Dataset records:
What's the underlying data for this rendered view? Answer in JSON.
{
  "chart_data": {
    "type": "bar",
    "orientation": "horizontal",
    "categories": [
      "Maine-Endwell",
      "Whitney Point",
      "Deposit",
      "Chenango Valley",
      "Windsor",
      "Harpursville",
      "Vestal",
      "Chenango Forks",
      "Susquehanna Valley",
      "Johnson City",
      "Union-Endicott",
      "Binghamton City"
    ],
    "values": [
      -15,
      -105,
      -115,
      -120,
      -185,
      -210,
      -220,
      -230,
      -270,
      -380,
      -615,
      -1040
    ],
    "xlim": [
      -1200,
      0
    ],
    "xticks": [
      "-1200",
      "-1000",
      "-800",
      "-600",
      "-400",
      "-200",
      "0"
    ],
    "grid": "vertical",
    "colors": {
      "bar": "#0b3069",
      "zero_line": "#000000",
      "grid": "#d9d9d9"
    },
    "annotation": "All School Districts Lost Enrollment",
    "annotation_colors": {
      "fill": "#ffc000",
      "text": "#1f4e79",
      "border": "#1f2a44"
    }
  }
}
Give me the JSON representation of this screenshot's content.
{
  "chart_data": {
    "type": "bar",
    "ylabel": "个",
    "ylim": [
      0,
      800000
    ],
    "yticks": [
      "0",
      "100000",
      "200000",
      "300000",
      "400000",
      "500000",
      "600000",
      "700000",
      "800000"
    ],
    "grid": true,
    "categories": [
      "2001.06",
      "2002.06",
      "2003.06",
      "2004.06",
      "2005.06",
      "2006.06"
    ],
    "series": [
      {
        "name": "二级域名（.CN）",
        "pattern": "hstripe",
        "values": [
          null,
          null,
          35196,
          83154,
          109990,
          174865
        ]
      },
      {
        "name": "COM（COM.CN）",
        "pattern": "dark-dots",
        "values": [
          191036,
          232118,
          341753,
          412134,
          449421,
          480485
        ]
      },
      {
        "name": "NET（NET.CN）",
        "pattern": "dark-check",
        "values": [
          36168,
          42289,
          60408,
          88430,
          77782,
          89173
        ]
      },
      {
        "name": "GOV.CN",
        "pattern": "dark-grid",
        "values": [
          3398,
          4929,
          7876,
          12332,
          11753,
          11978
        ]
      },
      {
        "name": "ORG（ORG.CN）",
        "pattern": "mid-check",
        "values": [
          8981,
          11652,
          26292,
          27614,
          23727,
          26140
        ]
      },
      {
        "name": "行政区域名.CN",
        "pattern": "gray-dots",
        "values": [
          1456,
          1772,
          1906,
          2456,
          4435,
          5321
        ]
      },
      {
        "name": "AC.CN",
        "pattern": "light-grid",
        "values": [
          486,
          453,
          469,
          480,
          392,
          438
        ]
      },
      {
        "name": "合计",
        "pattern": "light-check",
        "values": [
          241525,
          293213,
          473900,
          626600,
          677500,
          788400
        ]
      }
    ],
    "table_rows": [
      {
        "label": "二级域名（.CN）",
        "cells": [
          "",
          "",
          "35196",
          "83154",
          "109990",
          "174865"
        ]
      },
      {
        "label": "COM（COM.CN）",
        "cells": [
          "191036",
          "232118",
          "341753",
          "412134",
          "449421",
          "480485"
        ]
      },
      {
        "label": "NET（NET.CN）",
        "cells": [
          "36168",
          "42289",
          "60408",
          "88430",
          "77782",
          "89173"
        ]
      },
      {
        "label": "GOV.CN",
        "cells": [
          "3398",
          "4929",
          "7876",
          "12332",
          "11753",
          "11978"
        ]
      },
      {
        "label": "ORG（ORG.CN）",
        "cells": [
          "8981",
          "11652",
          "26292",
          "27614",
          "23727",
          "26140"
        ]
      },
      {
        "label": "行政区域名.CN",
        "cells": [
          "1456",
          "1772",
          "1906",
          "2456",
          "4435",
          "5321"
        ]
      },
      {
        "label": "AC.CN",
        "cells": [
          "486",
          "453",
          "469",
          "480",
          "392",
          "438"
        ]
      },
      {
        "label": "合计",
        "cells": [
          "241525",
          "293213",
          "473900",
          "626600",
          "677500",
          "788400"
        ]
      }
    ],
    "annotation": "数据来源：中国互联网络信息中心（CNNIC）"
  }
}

## Task instructions
Your task is to output the full set of records exactly as presented.

## Result for this exercise
What's the underlying data for this rendered view? Answer in JSON.
{
  "chart_data": {
    "type": "bar",
    "orientation": "horizontal",
    "categories": [
      "Maine-Endwell",
      "Whitney Point",
      "Deposit",
      "Chenango Valley",
      "Windsor",
      "Harpursville",
      "Vestal",
      "Chenango Forks",
      "Susquehanna Valley",
      "Johnson City",
      "Union-Endicott",
      "Binghamton City"
    ],
    "values": [
      -15,
      -105,
      -115,
      -120,
      -185,
      -210,
      -220,
      -230,
      -270,
      -380,
      -615,
      -1040
    ],
    "xlim": [
      -1200,
      0
    ],
    "xticks": [
      "-1200",
      "-1000",
      "-800",
      "-600",
      "-400",
      "-200",
      "0"
    ],
    "grid": "vertical",
    "colors": {
      "bar": "#0b3069",
      "zero_line": "#000000",
      "grid": "#d9d9d9"
    },
    "annotation": "All School Districts Lost Enrollment",
    "annotation_colors": {
      "fill": "#ffc000",
      "text": "#1f4e79",
      "border": "#1f2a44"
    }
  }
}
Give me the JSON representation of this screenshot's content.
{
  "chart_data": {
    "type": "bar",
    "ylabel": "个",
    "ylim": [
      0,
      800000
    ],
    "yticks": [
      "0",
      "100000",
      "200000",
      "300000",
      "400000",
      "500000",
      "600000",
      "700000",
      "800000"
    ],
    "grid": true,
    "categories": [
      "2001.06",
      "2002.06",
      "2003.06",
      "2004.06",
      "2005.06",
      "2006.06"
    ],
    "series": [
      {
        "name": "二级域名（.CN）",
        "pattern": "hstripe",
        "values": [
          null,
          null,
          35196,
          83154,
          109990,
          174865
        ]
      },
      {
        "name": "COM（COM.CN）",
        "pattern": "dark-dots",
        "values": [
          191036,
          232118,
          341753,
          412134,
          449421,
          480485
        ]
      },
      {
        "name": "NET（NET.CN）",
        "pattern": "dark-check",
        "values": [
          36168,
          42289,
          60408,
          88430,
          77782,
          89173
        ]
      },
      {
        "name": "GOV.CN",
        "pattern": "dark-grid",
        "values": [
          3398,
          4929,
          7876,
          12332,
          11753,
          11978
        ]
      },
      {
        "name": "ORG（ORG.CN）",
        "pattern": "mid-check",
        "values": [
          8981,
          11652,
          26292,
          27614,
          23727,
          26140
        ]
      },
      {
        "name": "行政区域名.CN",
        "pattern": "gray-dots",
        "values": [
          1456,
          1772,
          1906,
          2456,
          4435,
          5321
        ]
      },
      {
        "name": "AC.CN",
        "pattern": "light-grid",
        "values": [
          486,
          453,
          469,
          480,
          392,
          438
        ]
      },
      {
        "name": "合计",
        "pattern": "light-check",
        "values": [
          241525,
          293213,
          473900,
          626600,
          677500,
          788400
        ]
      }
    ],
    "table_rows": [
      {
        "label": "二级域名（.CN）",
        "cells": [
          "",
          "",
          "35196",
          "83154",
          "109990",
          "174865"
        ]
      },
      {
        "label": "COM（COM.CN）",
        "cells": [
          "191036",
          "232118",
          "341753",
          "412134",
          "449421",
          "480485"
        ]
      },
      {
        "label": "NET（NET.CN）",
        "cells": [
          "36168",
          "42289",
          "60408",
          "88430",
          "77782",
          "89173"
        ]
      },
      {
        "label": "GOV.CN",
        "cells": [
          "3398",
          "4929",
          "7876",
          "12332",
          "11753",
          "11978"
        ]
      },
      {
        "label": "ORG（ORG.CN）",
        "cells": [
          "8981",
          "11652",
          "26292",
          "27614",
          "23727",
          "26140"
        ]
      },
      {
        "label": "行政区域名.CN",
        "cells": [
          "1456",
          "1772",
          "1906",
          "2456",
          "4435",
          "5321"
        ]
      },
      {
        "label": "AC.CN",
        "cells": [
          "486",
          "453",
          "469",
          "480",
          "392",
          "438"
        ]
      },
      {
        "label": "合计",
        "cells": [
          "241525",
          "293213",
          "473900",
          "626600",
          "677500",
          "788400"
        ]
      }
    ],
    "annotation": "数据来源：中国互联网络信息中心（CNNIC）"
  }
}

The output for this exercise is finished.